The problem:
Take all the material and copy it exactly.

Provided records:
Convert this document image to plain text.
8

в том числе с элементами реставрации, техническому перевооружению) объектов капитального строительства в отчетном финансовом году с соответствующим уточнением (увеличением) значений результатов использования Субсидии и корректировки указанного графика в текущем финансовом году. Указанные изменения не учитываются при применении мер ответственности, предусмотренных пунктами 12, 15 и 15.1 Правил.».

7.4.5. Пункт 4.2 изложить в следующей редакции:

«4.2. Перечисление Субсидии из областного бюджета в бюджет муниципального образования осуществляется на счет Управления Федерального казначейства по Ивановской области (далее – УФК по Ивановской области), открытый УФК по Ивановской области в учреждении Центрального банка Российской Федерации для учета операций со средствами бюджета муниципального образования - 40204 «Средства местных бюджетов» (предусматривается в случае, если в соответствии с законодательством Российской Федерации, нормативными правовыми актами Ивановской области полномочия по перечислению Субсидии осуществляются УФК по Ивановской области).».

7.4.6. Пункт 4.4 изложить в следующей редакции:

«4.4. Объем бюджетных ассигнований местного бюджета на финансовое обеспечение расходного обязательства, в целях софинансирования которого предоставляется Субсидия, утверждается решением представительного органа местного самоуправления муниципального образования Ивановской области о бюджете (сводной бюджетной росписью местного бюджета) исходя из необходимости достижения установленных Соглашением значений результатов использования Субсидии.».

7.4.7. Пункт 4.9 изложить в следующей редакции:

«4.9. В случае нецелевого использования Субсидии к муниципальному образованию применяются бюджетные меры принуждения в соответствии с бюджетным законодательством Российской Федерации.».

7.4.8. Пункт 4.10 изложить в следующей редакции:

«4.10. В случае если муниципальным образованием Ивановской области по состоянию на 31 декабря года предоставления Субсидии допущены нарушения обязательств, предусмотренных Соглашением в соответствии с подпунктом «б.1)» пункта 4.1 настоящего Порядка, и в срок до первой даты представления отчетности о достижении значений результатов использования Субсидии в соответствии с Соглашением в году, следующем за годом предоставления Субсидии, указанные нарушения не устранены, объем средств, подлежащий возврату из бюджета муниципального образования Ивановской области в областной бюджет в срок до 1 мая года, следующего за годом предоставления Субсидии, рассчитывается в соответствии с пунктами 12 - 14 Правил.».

Solution to the exercise:
Convert this document image to plain text.
8

в том числе с элементами реставрации, техническому перевооружению) объектов капитального строительства в отчетном финансовом году с соответствующим уточнением (увеличением) значений результатов использования Субсидии и корректировки указанного графика в текущем финансовом году. Указанные изменения не учитываются при применении мер ответственности, предусмотренных пунктами 12, 15 и 15.1 Правил.».

7.4.5. Пункт 4.2 изложить в следующей редакции:

«4.2. Перечисление Субсидии из областного бюджета в бюджет муниципального образования осуществляется на счет Управления Федерального казначейства по Ивановской области (далее – УФК по Ивановской области), открытый УФК по Ивановской области в учреждении Центрального банка Российской Федерации для учета операций со средствами бюджета муниципального образования - 40204 «Средства местных бюджетов» (предусматривается в случае, если в соответствии с законодательством Российской Федерации, нормативными правовыми актами Ивановской области полномочия по перечислению Субсидии осуществляются УФК по Ивановской области).».

7.4.6. Пункт 4.4 изложить в следующей редакции:

«4.4. Объем бюджетных ассигнований местного бюджета на финансовое обеспечение расходного обязательства, в целях софинансирования которого предоставляется Субсидия, утверждается решением представительного органа местного самоуправления муниципального образования Ивановской области о бюджете (сводной бюджетной росписью местного бюджета) исходя из необходимости достижения установленных Соглашением значений результатов использования Субсидии.».

7.4.7. Пункт 4.9 изложить в следующей редакции:

«4.9. В случае нецелевого использования Субсидии к муниципальному образованию применяются бюджетные меры принуждения в соответствии с бюджетным законодательством Российской Федерации.».

7.4.8. Пункт 4.10 изложить в следующей редакции:

«4.10. В случае если муниципальным образованием Ивановской области по состоянию на 31 декабря года предоставления Субсидии допущены нарушения обязательств, предусмотренных Соглашением в соответствии с подпунктом «б.1)» пункта 4.1 настоящего Порядка, и в срок до первой даты представления отчетности о достижении значений результатов использования Субсидии в соответствии с Соглашением в году, следующем за годом предоставления Субсидии, указанные нарушения не устранены, объем средств, подлежащий возврату из бюджета муниципального образования Ивановской области в областной бюджет в срок до 1 мая года, следующего за годом предоставления Субсидии, рассчитывается в соответствии с пунктами 12 - 14 Правил.».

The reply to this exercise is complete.